#### Material for this task
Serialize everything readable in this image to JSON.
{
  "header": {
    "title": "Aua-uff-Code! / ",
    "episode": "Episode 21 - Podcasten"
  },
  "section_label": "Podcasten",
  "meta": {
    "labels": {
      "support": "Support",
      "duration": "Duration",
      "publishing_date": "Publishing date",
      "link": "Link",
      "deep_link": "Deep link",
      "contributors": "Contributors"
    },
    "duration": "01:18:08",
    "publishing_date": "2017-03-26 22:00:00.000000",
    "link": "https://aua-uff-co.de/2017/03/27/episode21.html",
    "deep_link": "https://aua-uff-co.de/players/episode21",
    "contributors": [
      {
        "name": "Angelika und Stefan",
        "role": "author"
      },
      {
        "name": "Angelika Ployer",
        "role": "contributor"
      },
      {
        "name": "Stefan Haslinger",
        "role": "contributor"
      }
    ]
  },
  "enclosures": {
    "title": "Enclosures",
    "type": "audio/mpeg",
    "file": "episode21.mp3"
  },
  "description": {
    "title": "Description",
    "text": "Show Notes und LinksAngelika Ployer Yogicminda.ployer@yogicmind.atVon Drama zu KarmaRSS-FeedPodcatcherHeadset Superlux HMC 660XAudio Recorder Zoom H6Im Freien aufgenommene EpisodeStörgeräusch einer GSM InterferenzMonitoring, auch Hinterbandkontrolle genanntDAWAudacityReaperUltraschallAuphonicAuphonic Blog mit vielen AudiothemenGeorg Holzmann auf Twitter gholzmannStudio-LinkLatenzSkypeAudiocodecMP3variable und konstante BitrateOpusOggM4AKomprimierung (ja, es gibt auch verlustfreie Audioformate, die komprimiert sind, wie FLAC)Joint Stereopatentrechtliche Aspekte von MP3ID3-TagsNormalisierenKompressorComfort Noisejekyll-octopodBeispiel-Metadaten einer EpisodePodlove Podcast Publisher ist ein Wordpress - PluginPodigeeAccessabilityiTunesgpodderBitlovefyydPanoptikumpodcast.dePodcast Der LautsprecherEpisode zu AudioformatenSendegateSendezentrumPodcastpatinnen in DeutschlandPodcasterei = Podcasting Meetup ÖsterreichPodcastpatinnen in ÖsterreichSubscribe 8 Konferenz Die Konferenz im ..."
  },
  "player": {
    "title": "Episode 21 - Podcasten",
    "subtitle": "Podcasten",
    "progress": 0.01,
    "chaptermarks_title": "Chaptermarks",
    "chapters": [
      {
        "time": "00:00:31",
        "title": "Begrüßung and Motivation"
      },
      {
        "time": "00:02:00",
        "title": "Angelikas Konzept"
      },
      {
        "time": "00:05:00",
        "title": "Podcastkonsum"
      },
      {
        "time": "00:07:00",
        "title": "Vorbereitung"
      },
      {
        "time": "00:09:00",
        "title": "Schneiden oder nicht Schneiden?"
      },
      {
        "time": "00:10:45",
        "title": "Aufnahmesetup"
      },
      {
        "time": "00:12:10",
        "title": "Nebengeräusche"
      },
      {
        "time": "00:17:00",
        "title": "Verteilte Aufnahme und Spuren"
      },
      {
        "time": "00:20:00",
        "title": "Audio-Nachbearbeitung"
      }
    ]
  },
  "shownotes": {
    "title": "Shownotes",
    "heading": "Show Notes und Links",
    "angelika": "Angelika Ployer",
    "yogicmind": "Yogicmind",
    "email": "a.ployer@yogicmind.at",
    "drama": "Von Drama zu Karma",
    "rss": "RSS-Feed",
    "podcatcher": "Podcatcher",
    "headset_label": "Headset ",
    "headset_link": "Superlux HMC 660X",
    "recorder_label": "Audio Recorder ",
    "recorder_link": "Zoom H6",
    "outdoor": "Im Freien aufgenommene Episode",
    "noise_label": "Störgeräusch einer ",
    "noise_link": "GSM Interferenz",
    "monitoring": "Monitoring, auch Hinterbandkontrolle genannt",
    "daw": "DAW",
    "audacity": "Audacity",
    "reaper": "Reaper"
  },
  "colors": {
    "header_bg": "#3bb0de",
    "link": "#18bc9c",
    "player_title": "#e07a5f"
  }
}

#### Task brief
Above are the entries; give them back verbatim.

#### Exercise response
Serialize everything readable in this image to JSON.
{
  "header": {
    "title": "Aua-uff-Code! / ",
    "episode": "Episode 21 - Podcasten"
  },
  "section_label": "Podcasten",
  "meta": {
    "labels": {
      "support": "Support",
      "duration": "Duration",
      "publishing_date": "Publishing date",
      "link": "Link",
      "deep_link": "Deep link",
      "contributors": "Contributors"
    },
    "duration": "01:18:08",
    "publishing_date": "2017-03-26 22:00:00.000000",
    "link": "https://aua-uff-co.de/2017/03/27/episode21.html",
    "deep_link": "https://aua-uff-co.de/players/episode21",
    "contributors": [
      {
        "name": "Angelika und Stefan",
        "role": "author"
      },
      {
        "name": "Angelika Ployer",
        "role": "contributor"
      },
      {
        "name": "Stefan Haslinger",
        "role": "contributor"
      }
    ]
  },
  "enclosures": {
    "title": "Enclosures",
    "type": "audio/mpeg",
    "file": "episode21.mp3"
  },
  "description": {
    "title": "Description",
    "text": "Show Notes und LinksAngelika Ployer Yogicminda.ployer@yogicmind.atVon Drama zu KarmaRSS-FeedPodcatcherHeadset Superlux HMC 660XAudio Recorder Zoom H6Im Freien aufgenommene EpisodeStörgeräusch einer GSM InterferenzMonitoring, auch Hinterbandkontrolle genanntDAWAudacityReaperUltraschallAuphonicAuphonic Blog mit vielen AudiothemenGeorg Holzmann auf Twitter gholzmannStudio-LinkLatenzSkypeAudiocodecMP3variable und konstante BitrateOpusOggM4AKomprimierung (ja, es gibt auch verlustfreie Audioformate, die komprimiert sind, wie FLAC)Joint Stereopatentrechtliche Aspekte von MP3ID3-TagsNormalisierenKompressorComfort Noisejekyll-octopodBeispiel-Metadaten einer EpisodePodlove Podcast Publisher ist ein Wordpress - PluginPodigeeAccessabilityiTunesgpodderBitlovefyydPanoptikumpodcast.dePodcast Der LautsprecherEpisode zu AudioformatenSendegateSendezentrumPodcastpatinnen in DeutschlandPodcasterei = Podcasting Meetup ÖsterreichPodcastpatinnen in ÖsterreichSubscribe 8 Konferenz Die Konferenz im ..."
  },
  "player": {
    "title": "Episode 21 - Podcasten",
    "subtitle": "Podcasten",
    "progress": 0.01,
    "chaptermarks_title": "Chaptermarks",
    "chapters": [
      {
        "time": "00:00:31",
        "title": "Begrüßung and Motivation"
      },
      {
        "time": "00:02:00",
        "title": "Angelikas Konzept"
      },
      {
        "time": "00:05:00",
        "title": "Podcastkonsum"
      },
      {
        "time": "00:07:00",
        "title": "Vorbereitung"
      },
      {
        "time": "00:09:00",
        "title": "Schneiden oder nicht Schneiden?"
      },
      {
        "time": "00:10:45",
        "title": "Aufnahmesetup"
      },
      {
        "time": "00:12:10",
        "title": "Nebengeräusche"
      },
      {
        "time": "00:17:00",
        "title": "Verteilte Aufnahme und Spuren"
      },
      {
        "time": "00:20:00",
        "title": "Audio-Nachbearbeitung"
      }
    ]
  },
  "shownotes": {
    "title": "Shownotes",
    "heading": "Show Notes und Links",
    "angelika": "Angelika Ployer",
    "yogicmind": "Yogicmind",
    "email": "a.ployer@yogicmind.at",
    "drama": "Von Drama zu Karma",
    "rss": "RSS-Feed",
    "podcatcher": "Podcatcher",
    "headset_label": "Headset ",
    "headset_link": "Superlux HMC 660X",
    "recorder_label": "Audio Recorder ",
    "recorder_link": "Zoom H6",
    "outdoor": "Im Freien aufgenommene Episode",
    "noise_label": "Störgeräusch einer ",
    "noise_link": "GSM Interferenz",
    "monitoring": "Monitoring, auch Hinterbandkontrolle genannt",
    "daw": "DAW",
    "audacity": "Audacity",
    "reaper": "Reaper"
  },
  "colors": {
    "header_bg": "#3bb0de",
    "link": "#18bc9c",
    "player_title": "#e07a5f"
  }
}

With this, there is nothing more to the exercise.